WHAT IS NEEDED
Transcribe the records below exactly as they appear.

TASK MATERIAL

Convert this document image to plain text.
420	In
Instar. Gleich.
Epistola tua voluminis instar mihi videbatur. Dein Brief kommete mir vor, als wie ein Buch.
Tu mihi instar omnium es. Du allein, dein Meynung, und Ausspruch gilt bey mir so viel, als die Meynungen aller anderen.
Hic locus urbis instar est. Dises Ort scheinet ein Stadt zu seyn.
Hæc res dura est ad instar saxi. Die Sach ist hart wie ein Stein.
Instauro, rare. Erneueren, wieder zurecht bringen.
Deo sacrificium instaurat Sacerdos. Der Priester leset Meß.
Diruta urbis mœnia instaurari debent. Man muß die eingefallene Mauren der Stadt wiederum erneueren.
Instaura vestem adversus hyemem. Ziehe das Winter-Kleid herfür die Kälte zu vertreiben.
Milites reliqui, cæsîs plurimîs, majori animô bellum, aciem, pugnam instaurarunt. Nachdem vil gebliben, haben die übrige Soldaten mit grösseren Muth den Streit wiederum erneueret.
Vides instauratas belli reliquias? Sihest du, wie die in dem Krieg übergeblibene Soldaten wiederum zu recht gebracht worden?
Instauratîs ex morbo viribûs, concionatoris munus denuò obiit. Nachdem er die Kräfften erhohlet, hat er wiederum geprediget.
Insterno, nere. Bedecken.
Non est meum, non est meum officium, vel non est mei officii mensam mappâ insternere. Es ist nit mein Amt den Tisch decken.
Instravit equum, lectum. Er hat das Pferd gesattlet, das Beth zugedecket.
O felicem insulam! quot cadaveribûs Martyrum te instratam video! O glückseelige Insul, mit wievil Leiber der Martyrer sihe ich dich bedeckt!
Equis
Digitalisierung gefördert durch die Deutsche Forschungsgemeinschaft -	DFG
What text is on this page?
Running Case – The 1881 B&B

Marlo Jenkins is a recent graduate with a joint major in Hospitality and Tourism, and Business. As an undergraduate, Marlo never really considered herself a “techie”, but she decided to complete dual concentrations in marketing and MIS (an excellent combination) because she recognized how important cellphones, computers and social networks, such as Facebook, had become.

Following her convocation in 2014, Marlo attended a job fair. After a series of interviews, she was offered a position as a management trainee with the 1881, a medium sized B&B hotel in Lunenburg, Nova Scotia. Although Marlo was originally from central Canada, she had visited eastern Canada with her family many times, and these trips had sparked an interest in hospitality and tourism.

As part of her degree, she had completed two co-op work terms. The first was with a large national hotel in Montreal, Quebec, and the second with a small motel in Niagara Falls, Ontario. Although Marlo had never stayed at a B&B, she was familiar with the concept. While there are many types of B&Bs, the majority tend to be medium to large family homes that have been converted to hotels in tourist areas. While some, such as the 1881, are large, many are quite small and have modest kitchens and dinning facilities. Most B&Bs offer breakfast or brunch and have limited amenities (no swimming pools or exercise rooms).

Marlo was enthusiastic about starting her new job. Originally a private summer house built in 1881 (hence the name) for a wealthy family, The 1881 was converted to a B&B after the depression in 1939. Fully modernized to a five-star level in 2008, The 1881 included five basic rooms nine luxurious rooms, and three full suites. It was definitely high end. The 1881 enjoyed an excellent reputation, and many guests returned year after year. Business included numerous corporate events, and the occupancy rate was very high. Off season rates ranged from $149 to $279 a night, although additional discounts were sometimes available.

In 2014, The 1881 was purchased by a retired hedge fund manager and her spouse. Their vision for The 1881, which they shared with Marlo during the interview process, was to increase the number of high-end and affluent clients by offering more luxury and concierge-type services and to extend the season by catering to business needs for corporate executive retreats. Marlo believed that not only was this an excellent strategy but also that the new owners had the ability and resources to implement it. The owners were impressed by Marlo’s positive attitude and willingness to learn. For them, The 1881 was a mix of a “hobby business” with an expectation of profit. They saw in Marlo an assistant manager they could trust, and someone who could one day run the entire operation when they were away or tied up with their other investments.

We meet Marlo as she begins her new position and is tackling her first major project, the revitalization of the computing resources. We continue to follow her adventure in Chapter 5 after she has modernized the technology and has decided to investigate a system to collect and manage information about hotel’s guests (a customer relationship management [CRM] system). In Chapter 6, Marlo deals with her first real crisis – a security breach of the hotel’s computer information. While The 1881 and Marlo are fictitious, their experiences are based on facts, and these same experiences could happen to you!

THE ANSWER
Convert this document image to plain text.
420	In
Instar. Gleich.
Epistola tua voluminis instar mihi videbatur. Dein Brief kommete mir vor, als wie ein Buch.
Tu mihi instar omnium es. Du allein, dein Meynung, und Ausspruch gilt bey mir so viel, als die Meynungen aller anderen.
Hic locus urbis instar est. Dises Ort scheinet ein Stadt zu seyn.
Hæc res dura est ad instar saxi. Die Sach ist hart wie ein Stein.
Instauro, rare. Erneueren, wieder zurecht bringen.
Deo sacrificium instaurat Sacerdos. Der Priester leset Meß.
Diruta urbis mœnia instaurari debent. Man muß die eingefallene Mauren der Stadt wiederum erneueren.
Instaura vestem adversus hyemem. Ziehe das Winter-Kleid herfür die Kälte zu vertreiben.
Milites reliqui, cæsîs plurimîs, majori animô bellum, aciem, pugnam instaurarunt. Nachdem vil gebliben, haben die übrige Soldaten mit grösseren Muth den Streit wiederum erneueret.
Vides instauratas belli reliquias? Sihest du, wie die in dem Krieg übergeblibene Soldaten wiederum zu recht gebracht worden?
Instauratîs ex morbo viribûs, concionatoris munus denuò obiit. Nachdem er die Kräfften erhohlet, hat er wiederum geprediget.
Insterno, nere. Bedecken.
Non est meum, non est meum officium, vel non est mei officii mensam mappâ insternere. Es ist nit mein Amt den Tisch decken.
Instravit equum, lectum. Er hat das Pferd gesattlet, das Beth zugedecket.
O felicem insulam! quot cadaveribûs Martyrum te instratam video! O glückseelige Insul, mit wievil Leiber der Martyrer sihe ich dich bedeckt!
Equis
Digitalisierung gefördert durch die Deutsche Forschungsgemeinschaft -	DFG
What text is on this page?
Running Case – The 1881 B&B

Marlo Jenkins is a recent graduate with a joint major in Hospitality and Tourism, and Business. As an undergraduate, Marlo never really considered herself a “techie”, but she decided to complete dual concentrations in marketing and MIS (an excellent combination) because she recognized how important cellphones, computers and social networks, such as Facebook, had become.

Following her convocation in 2014, Marlo attended a job fair. After a series of interviews, she was offered a position as a management trainee with the 1881, a medium sized B&B hotel in Lunenburg, Nova Scotia. Although Marlo was originally from central Canada, she had visited eastern Canada with her family many times, and these trips had sparked an interest in hospitality and tourism.

As part of her degree, she had completed two co-op work terms. The first was with a large national hotel in Montreal, Quebec, and the second with a small motel in Niagara Falls, Ontario. Although Marlo had never stayed at a B&B, she was familiar with the concept. While there are many types of B&Bs, the majority tend to be medium to large family homes that have been converted to hotels in tourist areas. While some, such as the 1881, are large, many are quite small and have modest kitchens and dinning facilities. Most B&Bs offer breakfast or brunch and have limited amenities (no swimming pools or exercise rooms).

Marlo was enthusiastic about starting her new job. Originally a private summer house built in 1881 (hence the name) for a wealthy family, The 1881 was converted to a B&B after the depression in 1939. Fully modernized to a five-star level in 2008, The 1881 included five basic rooms nine luxurious rooms, and three full suites. It was definitely high end. The 1881 enjoyed an excellent reputation, and many guests returned year after year. Business included numerous corporate events, and the occupancy rate was very high. Off season rates ranged from $149 to $279 a night, although additional discounts were sometimes available.

In 2014, The 1881 was purchased by a retired hedge fund manager and her spouse. Their vision for The 1881, which they shared with Marlo during the interview process, was to increase the number of high-end and affluent clients by offering more luxury and concierge-type services and to extend the season by catering to business needs for corporate executive retreats. Marlo believed that not only was this an excellent strategy but also that the new owners had the ability and resources to implement it. The owners were impressed by Marlo’s positive attitude and willingness to learn. For them, The 1881 was a mix of a “hobby business” with an expectation of profit. They saw in Marlo an assistant manager they could trust, and someone who could one day run the entire operation when they were away or tied up with their other investments.

We meet Marlo as she begins her new position and is tackling her first major project, the revitalization of the computing resources. We continue to follow her adventure in Chapter 5 after she has modernized the technology and has decided to investigate a system to collect and manage information about hotel’s guests (a customer relationship management [CRM] system). In Chapter 6, Marlo deals with her first real crisis – a security breach of the hotel’s computer information. While The 1881 and Marlo are fictitious, their experiences are based on facts, and these same experiences could happen to you!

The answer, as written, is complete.